◆ **Stated exercise**: Only a number is wanted. Count the lines holding the string "通过定值电阻的电流的有效值为".

(Stored records)
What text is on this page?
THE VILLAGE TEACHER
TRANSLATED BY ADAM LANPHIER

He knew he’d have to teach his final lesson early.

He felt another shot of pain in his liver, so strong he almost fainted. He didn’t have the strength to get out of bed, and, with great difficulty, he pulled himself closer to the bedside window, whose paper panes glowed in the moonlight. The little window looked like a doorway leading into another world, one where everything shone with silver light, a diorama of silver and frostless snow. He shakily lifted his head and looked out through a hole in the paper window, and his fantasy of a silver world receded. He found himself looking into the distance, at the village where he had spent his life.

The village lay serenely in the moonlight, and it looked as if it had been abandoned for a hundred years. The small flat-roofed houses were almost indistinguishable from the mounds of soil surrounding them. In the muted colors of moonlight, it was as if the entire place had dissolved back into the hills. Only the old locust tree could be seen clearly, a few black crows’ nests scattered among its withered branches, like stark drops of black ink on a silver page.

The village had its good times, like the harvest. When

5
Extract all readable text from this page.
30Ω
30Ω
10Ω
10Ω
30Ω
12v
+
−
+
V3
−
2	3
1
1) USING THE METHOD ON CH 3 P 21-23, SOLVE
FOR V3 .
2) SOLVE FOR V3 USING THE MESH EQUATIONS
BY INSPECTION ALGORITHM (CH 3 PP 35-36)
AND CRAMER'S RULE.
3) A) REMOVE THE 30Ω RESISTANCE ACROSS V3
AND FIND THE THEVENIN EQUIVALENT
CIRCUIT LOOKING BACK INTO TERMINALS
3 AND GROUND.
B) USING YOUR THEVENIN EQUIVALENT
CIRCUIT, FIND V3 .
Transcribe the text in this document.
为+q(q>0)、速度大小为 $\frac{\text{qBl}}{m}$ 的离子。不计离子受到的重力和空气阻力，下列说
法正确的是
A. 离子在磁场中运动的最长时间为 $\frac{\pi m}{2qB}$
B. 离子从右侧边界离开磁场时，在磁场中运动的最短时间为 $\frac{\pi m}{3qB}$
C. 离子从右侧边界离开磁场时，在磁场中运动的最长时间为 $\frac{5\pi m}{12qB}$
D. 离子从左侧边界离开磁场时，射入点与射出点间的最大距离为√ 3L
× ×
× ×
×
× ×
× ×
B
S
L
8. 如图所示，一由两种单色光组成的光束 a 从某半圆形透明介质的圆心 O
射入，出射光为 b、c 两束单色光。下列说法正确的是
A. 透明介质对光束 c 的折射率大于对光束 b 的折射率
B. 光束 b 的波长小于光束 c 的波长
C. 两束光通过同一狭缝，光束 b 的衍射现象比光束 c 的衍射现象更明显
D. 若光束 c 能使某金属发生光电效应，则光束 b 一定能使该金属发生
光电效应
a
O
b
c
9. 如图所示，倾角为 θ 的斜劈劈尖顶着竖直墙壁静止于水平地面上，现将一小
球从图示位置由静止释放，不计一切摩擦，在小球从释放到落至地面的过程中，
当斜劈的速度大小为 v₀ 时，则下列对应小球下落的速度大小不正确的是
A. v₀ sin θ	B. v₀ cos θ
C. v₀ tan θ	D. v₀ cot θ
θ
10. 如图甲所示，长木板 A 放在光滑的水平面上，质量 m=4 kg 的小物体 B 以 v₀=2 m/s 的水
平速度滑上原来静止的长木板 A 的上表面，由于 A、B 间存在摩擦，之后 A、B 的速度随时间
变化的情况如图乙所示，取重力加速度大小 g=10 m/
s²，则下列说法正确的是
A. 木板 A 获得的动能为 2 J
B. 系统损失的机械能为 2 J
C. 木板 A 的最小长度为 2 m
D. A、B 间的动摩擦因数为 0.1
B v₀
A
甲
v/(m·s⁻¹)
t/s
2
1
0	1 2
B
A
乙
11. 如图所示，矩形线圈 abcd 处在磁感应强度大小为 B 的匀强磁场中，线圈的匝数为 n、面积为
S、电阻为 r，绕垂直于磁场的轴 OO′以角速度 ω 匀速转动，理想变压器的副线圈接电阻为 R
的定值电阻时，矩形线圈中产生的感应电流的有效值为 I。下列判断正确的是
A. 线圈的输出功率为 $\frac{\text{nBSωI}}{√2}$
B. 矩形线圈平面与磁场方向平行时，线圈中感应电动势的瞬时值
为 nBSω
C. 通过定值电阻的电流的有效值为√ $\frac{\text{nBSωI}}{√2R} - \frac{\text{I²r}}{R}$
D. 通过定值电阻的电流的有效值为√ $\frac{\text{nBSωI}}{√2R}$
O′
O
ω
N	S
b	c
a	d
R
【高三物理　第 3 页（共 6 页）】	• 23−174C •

◆ **Complete output**: 2